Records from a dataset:

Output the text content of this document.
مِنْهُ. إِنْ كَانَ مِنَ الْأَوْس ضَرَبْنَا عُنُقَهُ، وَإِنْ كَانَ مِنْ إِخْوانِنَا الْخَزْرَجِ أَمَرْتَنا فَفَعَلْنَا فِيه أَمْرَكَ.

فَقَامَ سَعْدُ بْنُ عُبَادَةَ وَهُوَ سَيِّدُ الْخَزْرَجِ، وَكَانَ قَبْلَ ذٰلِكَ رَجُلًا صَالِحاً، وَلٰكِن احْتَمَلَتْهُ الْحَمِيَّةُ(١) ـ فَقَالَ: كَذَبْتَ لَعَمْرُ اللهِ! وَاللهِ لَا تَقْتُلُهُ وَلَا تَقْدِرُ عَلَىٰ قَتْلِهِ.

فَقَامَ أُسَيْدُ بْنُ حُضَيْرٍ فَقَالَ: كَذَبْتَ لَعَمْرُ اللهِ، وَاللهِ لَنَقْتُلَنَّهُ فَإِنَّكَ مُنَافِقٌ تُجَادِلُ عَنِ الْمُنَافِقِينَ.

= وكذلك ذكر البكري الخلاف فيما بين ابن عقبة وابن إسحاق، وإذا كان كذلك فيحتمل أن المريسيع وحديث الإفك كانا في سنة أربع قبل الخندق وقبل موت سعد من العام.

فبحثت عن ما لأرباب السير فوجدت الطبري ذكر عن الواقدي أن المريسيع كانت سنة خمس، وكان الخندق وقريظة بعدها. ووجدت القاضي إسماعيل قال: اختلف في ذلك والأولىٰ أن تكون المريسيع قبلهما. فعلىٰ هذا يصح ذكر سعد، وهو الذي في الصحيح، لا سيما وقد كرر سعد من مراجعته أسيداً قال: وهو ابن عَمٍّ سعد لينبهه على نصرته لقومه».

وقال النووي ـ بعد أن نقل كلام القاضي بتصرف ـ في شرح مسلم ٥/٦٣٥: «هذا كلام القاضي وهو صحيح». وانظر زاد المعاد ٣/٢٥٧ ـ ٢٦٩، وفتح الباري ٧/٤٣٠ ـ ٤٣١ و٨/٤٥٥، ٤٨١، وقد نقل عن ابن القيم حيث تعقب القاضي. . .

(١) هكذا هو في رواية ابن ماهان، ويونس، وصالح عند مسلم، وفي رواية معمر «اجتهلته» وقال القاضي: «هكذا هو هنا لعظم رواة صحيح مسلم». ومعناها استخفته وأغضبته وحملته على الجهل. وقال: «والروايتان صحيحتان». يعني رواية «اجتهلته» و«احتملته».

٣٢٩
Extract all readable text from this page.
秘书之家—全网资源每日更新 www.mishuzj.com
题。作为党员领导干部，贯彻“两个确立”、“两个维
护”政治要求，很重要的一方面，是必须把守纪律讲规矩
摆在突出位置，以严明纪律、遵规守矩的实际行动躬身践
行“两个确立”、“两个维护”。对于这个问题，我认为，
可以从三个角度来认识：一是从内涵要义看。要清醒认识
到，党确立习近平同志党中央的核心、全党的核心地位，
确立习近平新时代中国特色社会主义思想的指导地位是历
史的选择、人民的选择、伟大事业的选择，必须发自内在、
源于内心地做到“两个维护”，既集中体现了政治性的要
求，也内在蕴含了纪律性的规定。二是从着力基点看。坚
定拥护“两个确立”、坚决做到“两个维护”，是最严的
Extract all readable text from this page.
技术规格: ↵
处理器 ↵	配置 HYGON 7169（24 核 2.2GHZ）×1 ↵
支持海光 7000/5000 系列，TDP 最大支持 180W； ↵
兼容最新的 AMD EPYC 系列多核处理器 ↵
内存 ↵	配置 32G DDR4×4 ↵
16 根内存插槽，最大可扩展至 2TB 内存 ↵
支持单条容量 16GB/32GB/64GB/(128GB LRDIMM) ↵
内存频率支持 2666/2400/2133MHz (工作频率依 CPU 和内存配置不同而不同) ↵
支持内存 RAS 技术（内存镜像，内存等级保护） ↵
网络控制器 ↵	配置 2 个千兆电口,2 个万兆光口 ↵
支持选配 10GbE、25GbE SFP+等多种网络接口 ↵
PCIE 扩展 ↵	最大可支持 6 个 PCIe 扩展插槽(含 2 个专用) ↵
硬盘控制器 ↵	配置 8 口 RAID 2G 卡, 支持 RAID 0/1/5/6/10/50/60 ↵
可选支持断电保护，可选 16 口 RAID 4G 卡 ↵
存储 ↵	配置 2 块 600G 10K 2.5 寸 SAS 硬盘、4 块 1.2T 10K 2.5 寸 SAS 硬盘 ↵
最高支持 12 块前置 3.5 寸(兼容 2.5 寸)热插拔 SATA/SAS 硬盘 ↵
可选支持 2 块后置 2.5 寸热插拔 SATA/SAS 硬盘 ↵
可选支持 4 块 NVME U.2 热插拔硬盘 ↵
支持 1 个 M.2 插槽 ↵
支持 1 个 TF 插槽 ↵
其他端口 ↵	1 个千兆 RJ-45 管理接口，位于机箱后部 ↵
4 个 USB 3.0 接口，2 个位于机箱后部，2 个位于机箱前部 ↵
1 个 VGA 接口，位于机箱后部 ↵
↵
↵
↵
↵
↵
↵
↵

● **What needs to be done**: Reply with nothing except the number of lines in the listing above that include "الله".

● **Written solution**: 2